The task
From the data that follows, copy every line holding the string "JSON".

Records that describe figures
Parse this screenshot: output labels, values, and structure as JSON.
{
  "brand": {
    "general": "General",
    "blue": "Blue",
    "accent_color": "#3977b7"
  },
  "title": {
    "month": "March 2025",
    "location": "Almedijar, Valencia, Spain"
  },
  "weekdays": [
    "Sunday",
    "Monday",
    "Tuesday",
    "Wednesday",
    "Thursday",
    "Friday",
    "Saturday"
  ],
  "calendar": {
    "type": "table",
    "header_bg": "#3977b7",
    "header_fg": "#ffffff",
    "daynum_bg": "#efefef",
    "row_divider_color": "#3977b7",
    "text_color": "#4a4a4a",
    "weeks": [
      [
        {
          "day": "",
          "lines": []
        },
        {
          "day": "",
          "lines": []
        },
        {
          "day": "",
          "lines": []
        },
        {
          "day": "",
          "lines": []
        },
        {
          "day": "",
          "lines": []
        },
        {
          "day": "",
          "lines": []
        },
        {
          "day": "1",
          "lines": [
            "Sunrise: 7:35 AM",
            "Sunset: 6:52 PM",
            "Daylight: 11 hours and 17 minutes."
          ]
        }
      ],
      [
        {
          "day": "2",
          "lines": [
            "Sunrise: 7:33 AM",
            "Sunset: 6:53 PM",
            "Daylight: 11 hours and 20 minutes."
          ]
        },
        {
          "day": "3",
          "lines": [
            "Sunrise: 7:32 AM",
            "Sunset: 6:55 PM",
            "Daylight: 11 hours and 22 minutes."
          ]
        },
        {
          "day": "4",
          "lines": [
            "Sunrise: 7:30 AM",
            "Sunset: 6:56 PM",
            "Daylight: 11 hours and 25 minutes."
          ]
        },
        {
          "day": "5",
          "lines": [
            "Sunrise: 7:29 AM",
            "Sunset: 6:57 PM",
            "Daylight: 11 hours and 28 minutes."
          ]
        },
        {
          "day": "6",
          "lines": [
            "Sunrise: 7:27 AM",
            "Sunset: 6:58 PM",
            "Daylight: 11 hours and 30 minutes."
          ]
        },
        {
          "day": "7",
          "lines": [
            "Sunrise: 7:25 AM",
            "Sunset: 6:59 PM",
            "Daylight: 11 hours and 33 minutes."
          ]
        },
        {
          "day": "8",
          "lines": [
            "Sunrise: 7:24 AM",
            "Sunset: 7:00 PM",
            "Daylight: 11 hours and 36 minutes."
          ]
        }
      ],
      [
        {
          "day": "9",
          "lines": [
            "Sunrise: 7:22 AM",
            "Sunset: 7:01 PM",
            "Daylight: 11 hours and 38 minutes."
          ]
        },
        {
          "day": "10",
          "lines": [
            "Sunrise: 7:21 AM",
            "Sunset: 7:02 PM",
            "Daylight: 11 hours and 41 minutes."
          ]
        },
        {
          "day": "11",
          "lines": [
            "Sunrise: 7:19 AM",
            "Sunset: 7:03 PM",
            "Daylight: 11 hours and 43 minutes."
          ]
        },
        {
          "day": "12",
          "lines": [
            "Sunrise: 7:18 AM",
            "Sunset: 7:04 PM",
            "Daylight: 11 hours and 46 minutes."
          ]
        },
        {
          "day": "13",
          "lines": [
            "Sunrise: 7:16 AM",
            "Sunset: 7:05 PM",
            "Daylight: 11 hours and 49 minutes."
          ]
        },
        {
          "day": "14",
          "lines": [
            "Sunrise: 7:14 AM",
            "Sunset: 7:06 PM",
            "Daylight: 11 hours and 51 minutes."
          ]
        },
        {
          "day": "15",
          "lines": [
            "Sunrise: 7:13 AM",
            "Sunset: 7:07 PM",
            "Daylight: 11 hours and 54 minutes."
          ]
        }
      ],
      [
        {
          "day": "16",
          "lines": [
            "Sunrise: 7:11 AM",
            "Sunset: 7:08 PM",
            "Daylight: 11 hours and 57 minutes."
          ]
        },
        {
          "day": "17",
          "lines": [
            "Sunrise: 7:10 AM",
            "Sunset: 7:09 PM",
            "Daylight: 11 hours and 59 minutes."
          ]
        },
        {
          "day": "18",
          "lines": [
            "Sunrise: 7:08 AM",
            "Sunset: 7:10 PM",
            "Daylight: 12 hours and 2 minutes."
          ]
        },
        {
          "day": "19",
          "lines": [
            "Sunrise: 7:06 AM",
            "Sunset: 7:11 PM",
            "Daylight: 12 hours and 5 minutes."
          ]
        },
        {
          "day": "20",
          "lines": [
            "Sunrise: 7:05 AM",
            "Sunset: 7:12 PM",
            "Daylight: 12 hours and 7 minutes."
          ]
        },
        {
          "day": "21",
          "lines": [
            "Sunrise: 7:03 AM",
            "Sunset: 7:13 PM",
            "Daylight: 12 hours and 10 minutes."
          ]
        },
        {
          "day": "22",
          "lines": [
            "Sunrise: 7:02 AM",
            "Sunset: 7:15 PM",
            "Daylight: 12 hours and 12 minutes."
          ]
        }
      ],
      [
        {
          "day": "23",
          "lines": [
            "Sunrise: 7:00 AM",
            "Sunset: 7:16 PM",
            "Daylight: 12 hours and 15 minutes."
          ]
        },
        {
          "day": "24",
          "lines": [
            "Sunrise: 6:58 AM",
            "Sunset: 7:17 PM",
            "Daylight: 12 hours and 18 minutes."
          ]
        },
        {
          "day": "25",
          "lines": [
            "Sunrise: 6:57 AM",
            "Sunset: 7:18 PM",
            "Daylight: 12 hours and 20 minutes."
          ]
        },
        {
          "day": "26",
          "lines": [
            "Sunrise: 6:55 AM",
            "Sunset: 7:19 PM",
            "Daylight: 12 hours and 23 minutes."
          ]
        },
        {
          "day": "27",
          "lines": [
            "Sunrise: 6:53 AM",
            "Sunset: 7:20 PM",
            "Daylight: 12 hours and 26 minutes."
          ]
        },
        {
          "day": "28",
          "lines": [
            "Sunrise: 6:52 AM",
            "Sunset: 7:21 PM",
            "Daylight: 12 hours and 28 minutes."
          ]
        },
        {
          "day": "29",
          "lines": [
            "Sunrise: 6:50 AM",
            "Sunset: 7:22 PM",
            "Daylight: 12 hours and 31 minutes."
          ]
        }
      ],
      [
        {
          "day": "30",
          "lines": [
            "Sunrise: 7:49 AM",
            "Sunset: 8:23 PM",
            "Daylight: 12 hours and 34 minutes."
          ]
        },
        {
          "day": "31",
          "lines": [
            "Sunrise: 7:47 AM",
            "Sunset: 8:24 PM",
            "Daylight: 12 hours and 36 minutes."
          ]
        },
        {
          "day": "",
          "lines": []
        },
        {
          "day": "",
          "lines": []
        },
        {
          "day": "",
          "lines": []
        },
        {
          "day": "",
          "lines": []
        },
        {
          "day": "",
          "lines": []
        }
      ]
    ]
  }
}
---
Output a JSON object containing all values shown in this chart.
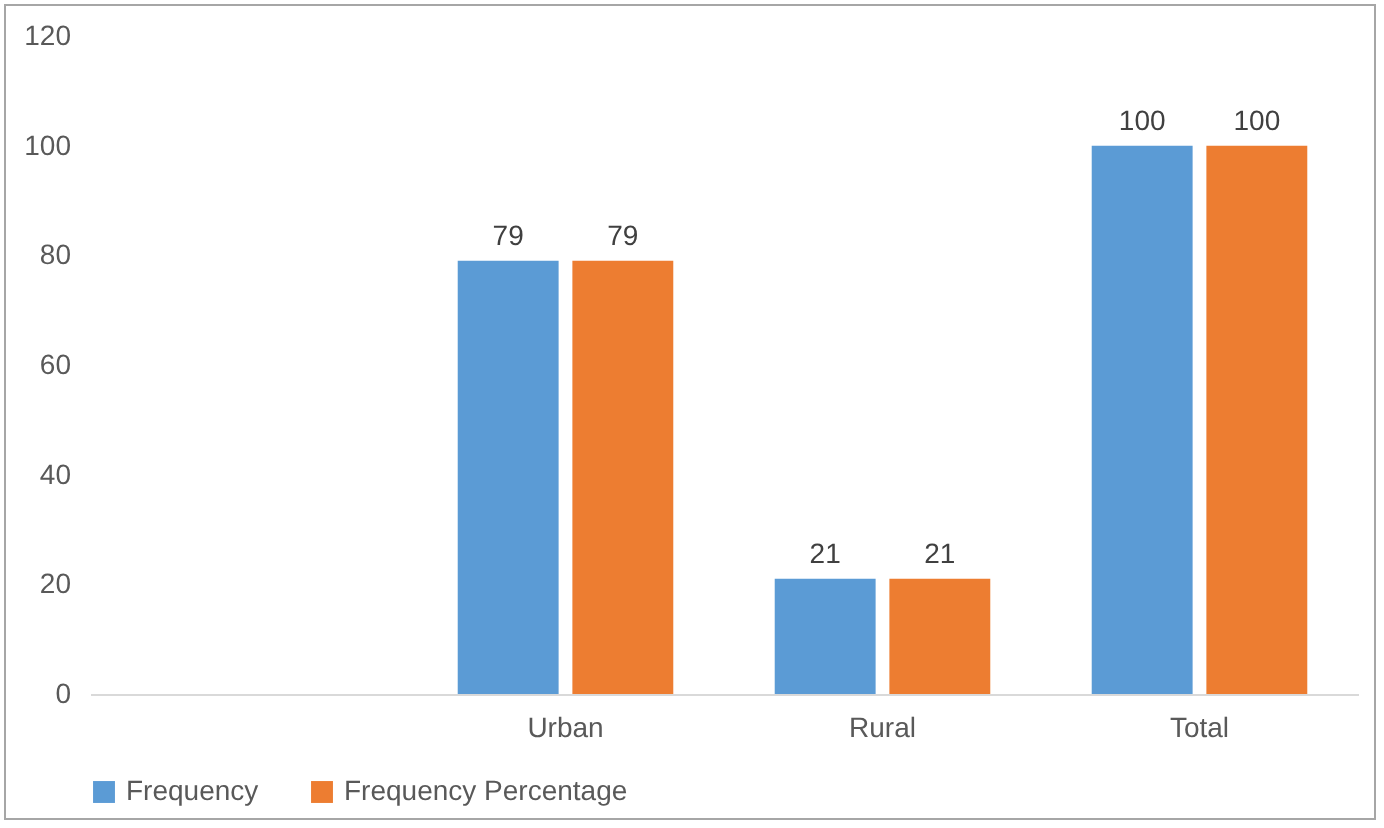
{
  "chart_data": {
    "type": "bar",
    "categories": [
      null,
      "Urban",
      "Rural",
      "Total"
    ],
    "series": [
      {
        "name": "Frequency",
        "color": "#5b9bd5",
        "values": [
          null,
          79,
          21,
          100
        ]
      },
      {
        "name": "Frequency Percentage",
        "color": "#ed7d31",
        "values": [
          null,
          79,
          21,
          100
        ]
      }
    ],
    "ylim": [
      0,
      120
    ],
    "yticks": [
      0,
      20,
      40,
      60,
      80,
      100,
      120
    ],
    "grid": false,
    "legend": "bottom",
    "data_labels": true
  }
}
...
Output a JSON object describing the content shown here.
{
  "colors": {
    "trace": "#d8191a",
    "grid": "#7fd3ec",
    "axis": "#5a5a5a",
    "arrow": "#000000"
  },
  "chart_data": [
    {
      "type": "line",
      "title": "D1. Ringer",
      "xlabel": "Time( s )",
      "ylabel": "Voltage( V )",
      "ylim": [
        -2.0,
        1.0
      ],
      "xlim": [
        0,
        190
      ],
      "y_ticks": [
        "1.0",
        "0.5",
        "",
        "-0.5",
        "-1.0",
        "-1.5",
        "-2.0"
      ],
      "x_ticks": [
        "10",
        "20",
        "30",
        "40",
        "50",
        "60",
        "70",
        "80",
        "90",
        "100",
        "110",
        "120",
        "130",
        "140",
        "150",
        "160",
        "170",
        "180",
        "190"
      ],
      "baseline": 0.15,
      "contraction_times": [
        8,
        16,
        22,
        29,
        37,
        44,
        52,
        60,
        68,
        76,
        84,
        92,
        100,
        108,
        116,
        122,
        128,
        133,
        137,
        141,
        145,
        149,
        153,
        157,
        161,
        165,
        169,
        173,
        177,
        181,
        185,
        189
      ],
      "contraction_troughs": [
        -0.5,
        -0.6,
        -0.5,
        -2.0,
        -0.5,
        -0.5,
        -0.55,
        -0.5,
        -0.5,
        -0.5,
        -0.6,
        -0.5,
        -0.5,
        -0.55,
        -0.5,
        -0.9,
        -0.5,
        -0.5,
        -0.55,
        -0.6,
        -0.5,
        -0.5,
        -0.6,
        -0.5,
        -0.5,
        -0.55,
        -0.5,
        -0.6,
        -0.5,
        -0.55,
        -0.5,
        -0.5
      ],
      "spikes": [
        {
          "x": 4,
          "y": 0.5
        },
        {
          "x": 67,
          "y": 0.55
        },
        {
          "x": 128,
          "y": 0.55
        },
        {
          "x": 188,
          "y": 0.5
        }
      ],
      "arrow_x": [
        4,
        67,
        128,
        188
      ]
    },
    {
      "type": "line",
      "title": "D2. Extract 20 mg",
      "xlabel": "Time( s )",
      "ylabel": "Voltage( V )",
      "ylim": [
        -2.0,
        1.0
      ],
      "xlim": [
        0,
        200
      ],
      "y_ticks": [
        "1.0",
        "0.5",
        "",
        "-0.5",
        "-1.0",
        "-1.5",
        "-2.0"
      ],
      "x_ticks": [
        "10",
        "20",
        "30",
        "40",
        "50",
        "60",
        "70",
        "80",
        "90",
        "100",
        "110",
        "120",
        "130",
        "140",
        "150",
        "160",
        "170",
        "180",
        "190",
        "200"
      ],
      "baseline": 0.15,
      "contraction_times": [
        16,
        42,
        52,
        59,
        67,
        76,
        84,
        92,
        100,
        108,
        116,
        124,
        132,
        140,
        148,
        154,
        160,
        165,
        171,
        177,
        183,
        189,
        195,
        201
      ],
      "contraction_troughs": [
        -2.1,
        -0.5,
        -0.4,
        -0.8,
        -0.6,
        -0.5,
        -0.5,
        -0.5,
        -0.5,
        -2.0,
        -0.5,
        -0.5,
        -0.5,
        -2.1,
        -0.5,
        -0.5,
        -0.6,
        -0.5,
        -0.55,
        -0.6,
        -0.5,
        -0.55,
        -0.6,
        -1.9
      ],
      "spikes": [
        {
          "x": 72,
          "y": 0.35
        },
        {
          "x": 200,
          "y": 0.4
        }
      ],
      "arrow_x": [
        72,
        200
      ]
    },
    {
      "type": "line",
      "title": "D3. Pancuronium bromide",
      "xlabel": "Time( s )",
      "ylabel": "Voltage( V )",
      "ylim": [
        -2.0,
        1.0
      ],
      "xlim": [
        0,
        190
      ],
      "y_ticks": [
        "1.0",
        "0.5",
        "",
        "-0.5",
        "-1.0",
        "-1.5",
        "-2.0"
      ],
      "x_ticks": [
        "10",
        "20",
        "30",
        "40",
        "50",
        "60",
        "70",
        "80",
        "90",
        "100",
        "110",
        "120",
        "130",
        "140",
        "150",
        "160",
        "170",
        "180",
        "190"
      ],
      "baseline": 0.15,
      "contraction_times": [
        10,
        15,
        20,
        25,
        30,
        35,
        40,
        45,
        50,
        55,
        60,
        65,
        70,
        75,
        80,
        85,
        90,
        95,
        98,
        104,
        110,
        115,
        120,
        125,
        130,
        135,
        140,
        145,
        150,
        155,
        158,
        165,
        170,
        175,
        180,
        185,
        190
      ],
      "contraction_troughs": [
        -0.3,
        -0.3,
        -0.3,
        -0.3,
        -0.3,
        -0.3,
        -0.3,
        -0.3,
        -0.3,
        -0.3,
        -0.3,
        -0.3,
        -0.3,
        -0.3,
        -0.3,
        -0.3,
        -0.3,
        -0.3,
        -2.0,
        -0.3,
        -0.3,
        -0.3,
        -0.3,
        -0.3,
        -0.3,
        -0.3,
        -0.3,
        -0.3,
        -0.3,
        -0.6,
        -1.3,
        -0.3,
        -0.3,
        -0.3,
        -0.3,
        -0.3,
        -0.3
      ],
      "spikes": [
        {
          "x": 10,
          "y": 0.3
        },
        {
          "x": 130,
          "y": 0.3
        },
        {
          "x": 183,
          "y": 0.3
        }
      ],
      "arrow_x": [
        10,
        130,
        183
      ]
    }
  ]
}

Result of the exercise
Parse this screenshot: output labels, values, and structure as JSON.
Output a JSON object containing all values shown in this chart.
Output a JSON object describing the content shown here.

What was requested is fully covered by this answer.